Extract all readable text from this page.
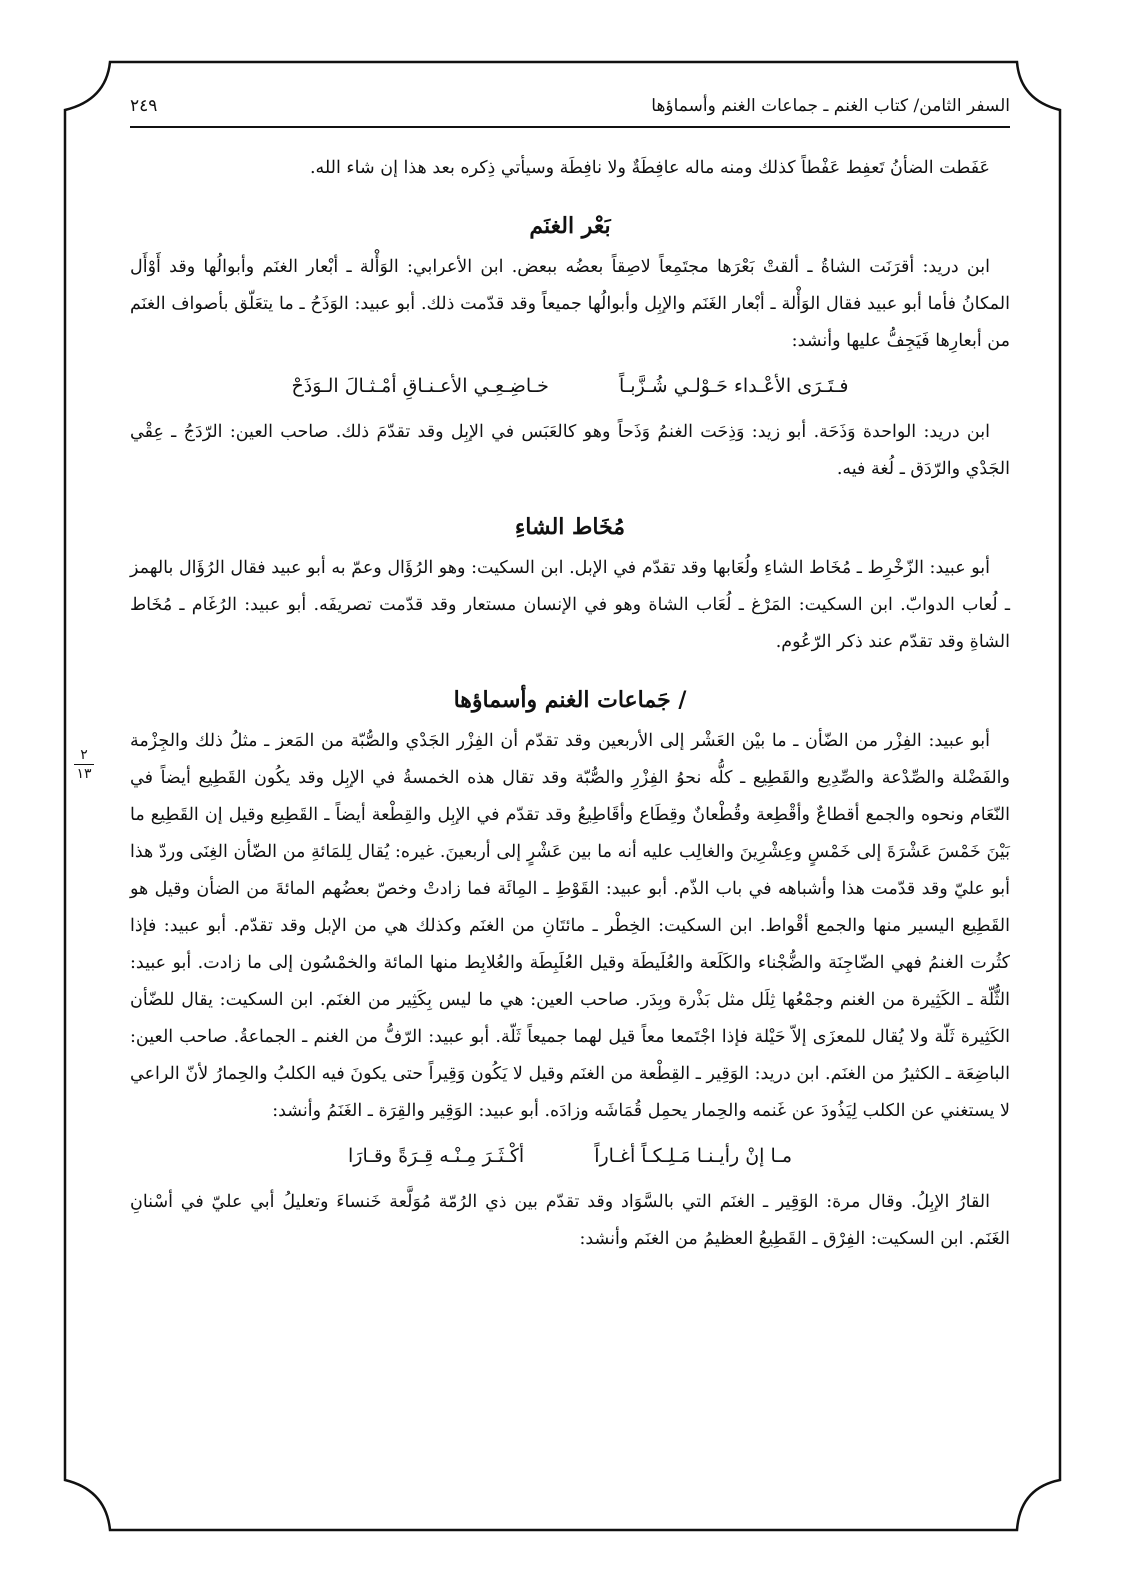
السفر الثامن/ كتاب الغنم ـ جماعات الغنم وأسماؤها
٢٤٩
٢
١٣

عَفَطت الضأنُ تَعفِط عَفْطاً كذلك ومنه ماله عافِطَةٌ ولا نافِطَة وسيأتي ذِكره بعد هذا إن شاء الله.

بَعْر الغنَم

ابن دريد: أقرَنَت الشاةُ ـ ألقتْ بَعْرَها مجتَمِعاً لاصِقاً بعضُه ببعض. ابن الأعرابي: الوَأْلة ـ أبْعار الغنَم وأبوالُها وقد أَوْأَل المكانُ فأما أبو عبيد فقال الوَأْلة ـ أبْعار الغَنَم والإبِل وأبوالُها جميعاً وقد قدّمت ذلك. أبو عبيد: الوَذَحُ ـ ما يتعَلّق بأصواف الغنَم من أبعارِها فَيَجِفُّ عليها وأنشد:

فـتَـرَى الأعْـداء حَـوْلـي شُـزَّبـاً
خـاضِـعِـي الأعـنـاقِ أمْـثـالَ الـوَذَحْ

ابن دريد: الواحدة وَذَحَة. أبو زيد: وَذِحَت الغنمُ وَذَحاً وهو كالعَبَس في الإبِل وقد تقدّمَ ذلك. صاحب العين: الرّدَجُ ـ عِقْي الجَدْي والرّدَق ـ لُغة فيه.

مُخَاط الشاءِ

أبو عبيد: الزّخْرِط ـ مُخَاط الشاءِ ولُعَابها وقد تقدّم في الإبل. ابن السكيت: وهو الرُؤَال وعمّ به أبو عبيد فقال الرُؤَال بالهمز ـ لُعاب الدوابّ. ابن السكيت: المَرْغ ـ لُعَاب الشاة وهو في الإنسان مستعار وقد قدّمت تصريفَه. أبو عبيد: الرُغَام ـ مُخَاط الشاةِ وقد تقدّم عند ذكر الرّعُوم.

/ جَماعات الغنم وأسماؤها

أبو عبيد: الفِزْر من الضّأن ـ ما بيْن العَشْر إلى الأربعين وقد تقدّم أن الفِزْر الجَدْي والصُّبّة من المَعز ـ مثلُ ذلك والجِزْمة والفَضْلة والصِّدْعة والصِّدِيع والقَطِيع ـ كلُّه نحوُ الفِزْرِ والصُّبّة وقد تقال هذه الخمسةُ في الإبِل وقد يكُون القَطِيع أيضاً في النّعَام ونحوه والجمع أقطاعٌ وأقْطِعة وقُطْعانٌ وقِطَاع وأقَاطِيعُ وقد تقدّم في الإبِل والقِطْعة أيضاً ـ القَطِيع وقيل إن القَطِيع ما بَيْنَ خَمْسَ عَشْرَةَ إلى خَمْسٍ وعِشْرِينَ والغالِب عليه أنه ما بين عَشْرٍ إلى أربعينَ. غيره: يُقال لِلمَائةِ من الضّأن الغِنَى وردّ هذا أبو عليّ وقد قدّمت هذا وأشباهه في باب الذّم. أبو عبيد: القَوْطِ ـ المِائَة فما زادتْ وخصّ بعضُهم المائةَ من الضأن وقيل هو القَطِيع اليسير منها والجمع أقْواط. ابن السكيت: الخِطْر ـ مائتَانِ من الغنَم وكذلك هي من الإبل وقد تقدّم. أبو عبيد: فإذا كثُرت الغنمُ فهي الضّاجِنَة والضُّجْناء والكَلَعة والعُلَيطَة وقيل العُلَبِطَة والعُلابِط منها المائة والخمْسُون إلى ما زادت. أبو عبيد: الثُّلّة ـ الكَثِيرة من الغنم وجمْعُها ثِلَل مثل بَذْرة وبِدَر. صاحب العين: هي ما ليس بِكَثِير من الغنَم. ابن السكيت: يقال للضّأن الكَثِيرة ثَلّة ولا يُقال للمعزَى إلاّ حَيْلة فإذا اجْتَمعا معاً قيل لهما جميعاً ثَلّة. أبو عبيد: الرّفُّ من الغنم ـ الجماعةُ. صاحب العين: الباضِعَة ـ الكثيرُ من الغنَم. ابن دريد: الوَقِير ـ القِطْعة من الغنَم وقيل لا يَكُون وَقِيراً حتى يكونَ فيه الكلبُ والحِمارُ لأنّ الراعي لا يستغني عن الكلب لِيَذُودَ عن غَنمه والحِمار يحمِل قُمَاشَه وزادَه. أبو عبيد: الوَقِير والقِرَة ـ الغَنَمُ وأنشد:

مـا إنْ رأيـنـا مَـلِـكـاً أغـاراً
أكْـثَـرَ مِـنْـه قِـرَةً وقـارَا

القارُ الإبِلُ. وقال مرة: الوَقِير ـ الغنَم التي بالسَّوَاد وقد تقدّم بين ذي الرُمّة مُوَلَّعة خَنساءَ وتعليلُ أبي عليّ في أسْنانِ الغَنَم. ابن السكيت: الفِرْق ـ القَطِيعُ العظيمُ من الغنَم وأنشد:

> WORK INSTRUCTIONS: Report each line of the material above where the word "وأسماؤها" appears.

> WORKED SOLUTION:
السفر الثامن/ كتاب الغنم ـ جماعات الغنم وأسماؤها
/ جَماعات الغنم وأسماؤها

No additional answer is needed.